• _EXERCISE AIM_
Extend the forum thread on converting Plague Drones into Blight Drones by writing what comes after its last post.

# Using Plague Drones as Blight Drones?



## venomlust (Feb 9, 2010)

I really like the looks of the Plague Drone and the rules of the Blight Drone. In order to save money and also have a better looking model, what would you think about using Plague Drones as Blight Drones? I speak of using the Plague Drone as a base, removing the Plaguebearer rider, and then adding the gun/mechanical portions of the body.

I would want a counts-as to be as close in size as possible, and I think that they're a pretty good fit (without ever having held them in my hand).











Thoughts?


----------



## Dave T Hobbit (Dec 3, 2009)

Provided you weren't fielding Plague Drones and Blight Drones in the same army, I wouldn't have the slightest issue with it.

If you were, I would be fine provided the conversion made them distinct enough it was obvious even at a glance.

• _DATA SECTION_
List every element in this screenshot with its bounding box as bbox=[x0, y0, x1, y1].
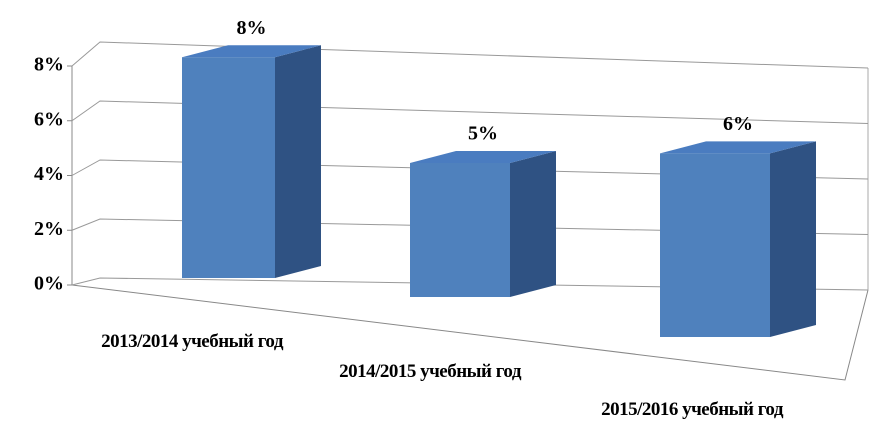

• _ANSWER TO THIS EXERCISE_
----------



## Nordicus (May 3, 2013)

Dave T Hobbit said:


> Provided you weren't fielding Plague Drones and Blight Drones in the same army, I wouldn't have the slightest issue with it.
> 
> If you were, I would be fine provided the conversion made them distinct enough it was obvious even at a glance.


Exactly my thoughts as well. I agree with Dave on this one


----------



## venomlust (Feb 9, 2010)

Thanks, fellas. They seem like a fun unit to play with, but honestly their sculpt just doesn't do it for me. At least not for the price. Plague Drones, on the other hand, look awesome.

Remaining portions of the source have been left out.